# SOURCE RECORDS
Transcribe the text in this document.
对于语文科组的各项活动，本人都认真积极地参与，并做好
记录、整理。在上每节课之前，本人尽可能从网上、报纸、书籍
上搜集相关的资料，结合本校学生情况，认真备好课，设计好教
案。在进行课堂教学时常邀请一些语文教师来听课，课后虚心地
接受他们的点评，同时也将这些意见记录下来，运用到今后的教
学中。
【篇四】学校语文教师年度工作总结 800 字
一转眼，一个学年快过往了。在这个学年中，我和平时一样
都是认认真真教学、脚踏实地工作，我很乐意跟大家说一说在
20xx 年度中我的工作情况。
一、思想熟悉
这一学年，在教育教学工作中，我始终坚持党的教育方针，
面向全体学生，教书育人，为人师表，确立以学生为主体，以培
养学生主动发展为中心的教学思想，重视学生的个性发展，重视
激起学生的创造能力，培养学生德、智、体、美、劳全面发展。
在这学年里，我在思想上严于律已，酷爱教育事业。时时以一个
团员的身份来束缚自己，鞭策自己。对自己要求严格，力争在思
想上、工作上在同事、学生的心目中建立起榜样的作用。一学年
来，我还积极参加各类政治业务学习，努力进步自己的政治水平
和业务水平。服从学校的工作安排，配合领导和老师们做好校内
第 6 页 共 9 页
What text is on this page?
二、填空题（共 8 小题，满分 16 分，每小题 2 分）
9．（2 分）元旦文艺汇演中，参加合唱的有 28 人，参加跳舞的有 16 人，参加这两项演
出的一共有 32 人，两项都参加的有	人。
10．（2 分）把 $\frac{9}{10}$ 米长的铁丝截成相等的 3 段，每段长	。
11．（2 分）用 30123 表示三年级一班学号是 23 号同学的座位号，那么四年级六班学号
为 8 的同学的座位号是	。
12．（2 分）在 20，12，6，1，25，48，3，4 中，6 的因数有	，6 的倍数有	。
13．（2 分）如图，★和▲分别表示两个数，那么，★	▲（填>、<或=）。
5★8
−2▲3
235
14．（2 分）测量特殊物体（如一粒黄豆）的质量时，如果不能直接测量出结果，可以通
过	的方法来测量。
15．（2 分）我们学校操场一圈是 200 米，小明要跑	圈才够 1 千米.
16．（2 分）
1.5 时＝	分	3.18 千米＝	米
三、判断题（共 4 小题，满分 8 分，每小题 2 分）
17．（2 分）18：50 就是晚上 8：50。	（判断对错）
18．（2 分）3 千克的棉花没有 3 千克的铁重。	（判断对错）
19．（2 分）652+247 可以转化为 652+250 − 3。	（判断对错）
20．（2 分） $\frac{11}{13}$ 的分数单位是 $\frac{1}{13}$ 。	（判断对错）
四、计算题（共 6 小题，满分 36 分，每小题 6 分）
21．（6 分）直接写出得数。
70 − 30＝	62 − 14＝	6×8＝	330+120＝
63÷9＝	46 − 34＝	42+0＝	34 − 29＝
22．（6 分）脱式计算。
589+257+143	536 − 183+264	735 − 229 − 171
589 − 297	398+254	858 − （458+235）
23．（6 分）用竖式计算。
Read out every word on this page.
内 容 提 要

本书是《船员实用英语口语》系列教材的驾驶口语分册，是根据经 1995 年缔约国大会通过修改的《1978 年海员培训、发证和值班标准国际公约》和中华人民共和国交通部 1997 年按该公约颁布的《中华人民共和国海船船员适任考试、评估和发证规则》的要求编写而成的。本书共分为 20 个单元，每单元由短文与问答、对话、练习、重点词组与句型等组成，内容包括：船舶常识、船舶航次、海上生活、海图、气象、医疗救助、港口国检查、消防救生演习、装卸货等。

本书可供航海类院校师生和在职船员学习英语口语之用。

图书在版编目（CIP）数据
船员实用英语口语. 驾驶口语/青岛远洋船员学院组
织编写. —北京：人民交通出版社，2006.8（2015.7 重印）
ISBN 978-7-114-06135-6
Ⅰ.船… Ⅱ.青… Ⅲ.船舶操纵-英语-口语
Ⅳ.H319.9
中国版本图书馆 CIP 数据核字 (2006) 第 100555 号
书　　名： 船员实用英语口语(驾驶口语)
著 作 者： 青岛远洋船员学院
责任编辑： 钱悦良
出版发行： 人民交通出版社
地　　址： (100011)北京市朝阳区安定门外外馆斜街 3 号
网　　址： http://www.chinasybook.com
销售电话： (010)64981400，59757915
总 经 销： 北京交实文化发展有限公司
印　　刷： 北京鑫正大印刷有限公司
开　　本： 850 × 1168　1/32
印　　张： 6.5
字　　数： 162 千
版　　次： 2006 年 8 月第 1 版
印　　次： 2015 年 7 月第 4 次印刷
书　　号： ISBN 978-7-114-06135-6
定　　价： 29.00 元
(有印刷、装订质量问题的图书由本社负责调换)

# WRITTEN TASK
Take each line containing the string "船员实用英语口语" and copy it out.

# TASK RESULT
本书是《船员实用英语口语》系列教材的驾驶口语分册，是根据经 1995 年缔约国大会通过修改的《1978 年海员培训、发证和值班标准国际公约》和中华人民共和国交通部 1997 年按该公约颁布的《中华人民共和国海船船员适任考试、评估和发证规则》的要求编写而成的。本书共分为 20 个单元，每单元由短文与问答、对话、练习、重点词组与句型等组成，内容包括：船舶常识、船舶航次、海上生活、海图、气象、医疗救助、港口国检查、消防救生演习、装卸货等。
船员实用英语口语. 驾驶口语/青岛远洋船员学院组
书　　名： 船员实用英语口语(驾驶口语)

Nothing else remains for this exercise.